Problem statement - Search the data for the string "Konan" and extract every line where it appears.

(Collection entries)
#####

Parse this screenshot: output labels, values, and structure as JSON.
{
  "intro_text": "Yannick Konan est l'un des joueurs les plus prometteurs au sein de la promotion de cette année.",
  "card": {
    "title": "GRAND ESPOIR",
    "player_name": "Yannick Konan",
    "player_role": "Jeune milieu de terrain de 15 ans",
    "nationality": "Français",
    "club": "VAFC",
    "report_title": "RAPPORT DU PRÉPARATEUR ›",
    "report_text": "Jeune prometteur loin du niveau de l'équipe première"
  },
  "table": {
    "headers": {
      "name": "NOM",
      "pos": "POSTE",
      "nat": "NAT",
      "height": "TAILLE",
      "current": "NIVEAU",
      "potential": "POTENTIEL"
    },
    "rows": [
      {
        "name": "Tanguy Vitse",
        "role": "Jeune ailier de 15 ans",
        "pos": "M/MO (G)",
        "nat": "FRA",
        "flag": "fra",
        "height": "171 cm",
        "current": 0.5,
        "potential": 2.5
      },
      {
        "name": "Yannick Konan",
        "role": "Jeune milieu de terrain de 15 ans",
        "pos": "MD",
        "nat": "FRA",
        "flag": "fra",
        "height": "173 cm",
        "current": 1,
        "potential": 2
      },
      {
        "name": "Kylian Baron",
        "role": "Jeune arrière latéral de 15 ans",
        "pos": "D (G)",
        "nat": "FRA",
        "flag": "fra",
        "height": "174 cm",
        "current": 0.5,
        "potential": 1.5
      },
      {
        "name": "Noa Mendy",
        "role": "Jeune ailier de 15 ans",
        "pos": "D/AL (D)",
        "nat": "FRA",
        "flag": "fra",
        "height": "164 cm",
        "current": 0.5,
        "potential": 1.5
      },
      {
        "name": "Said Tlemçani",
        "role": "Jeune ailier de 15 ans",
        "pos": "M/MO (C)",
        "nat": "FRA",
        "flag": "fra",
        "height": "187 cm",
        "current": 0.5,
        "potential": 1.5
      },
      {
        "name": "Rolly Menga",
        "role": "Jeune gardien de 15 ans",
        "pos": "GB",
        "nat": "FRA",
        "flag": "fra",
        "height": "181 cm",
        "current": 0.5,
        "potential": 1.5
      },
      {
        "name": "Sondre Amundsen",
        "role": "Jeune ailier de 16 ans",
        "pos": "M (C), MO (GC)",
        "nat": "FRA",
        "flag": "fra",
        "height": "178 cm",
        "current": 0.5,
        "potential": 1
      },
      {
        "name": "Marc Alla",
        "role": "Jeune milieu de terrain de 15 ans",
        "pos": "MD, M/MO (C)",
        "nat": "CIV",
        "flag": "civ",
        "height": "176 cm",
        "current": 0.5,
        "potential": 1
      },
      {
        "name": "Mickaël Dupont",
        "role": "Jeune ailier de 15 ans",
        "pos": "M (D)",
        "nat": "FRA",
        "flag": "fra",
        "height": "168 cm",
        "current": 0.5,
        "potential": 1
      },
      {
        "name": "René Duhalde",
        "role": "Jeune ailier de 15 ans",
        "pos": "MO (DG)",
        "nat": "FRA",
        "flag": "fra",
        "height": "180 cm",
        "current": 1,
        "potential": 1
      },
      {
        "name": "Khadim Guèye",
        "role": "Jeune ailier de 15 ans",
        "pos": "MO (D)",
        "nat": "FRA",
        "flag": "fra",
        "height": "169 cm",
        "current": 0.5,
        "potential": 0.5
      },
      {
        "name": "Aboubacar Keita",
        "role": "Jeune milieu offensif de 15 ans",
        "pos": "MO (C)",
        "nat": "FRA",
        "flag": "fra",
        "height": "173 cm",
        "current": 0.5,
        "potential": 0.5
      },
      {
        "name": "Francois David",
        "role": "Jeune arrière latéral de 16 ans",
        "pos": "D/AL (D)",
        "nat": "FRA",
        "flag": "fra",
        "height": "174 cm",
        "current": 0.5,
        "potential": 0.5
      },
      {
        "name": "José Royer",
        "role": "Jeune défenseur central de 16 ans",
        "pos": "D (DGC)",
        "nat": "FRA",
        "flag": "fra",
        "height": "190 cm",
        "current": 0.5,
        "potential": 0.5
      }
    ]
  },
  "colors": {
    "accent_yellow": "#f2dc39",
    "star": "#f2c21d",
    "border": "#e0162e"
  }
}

#####

Task response -
  "intro_text": "Yannick Konan est l'un des joueurs les plus prometteurs au sein de la promotion de cette année.",
    "player_name": "Yannick Konan",
        "name": "Yannick Konan",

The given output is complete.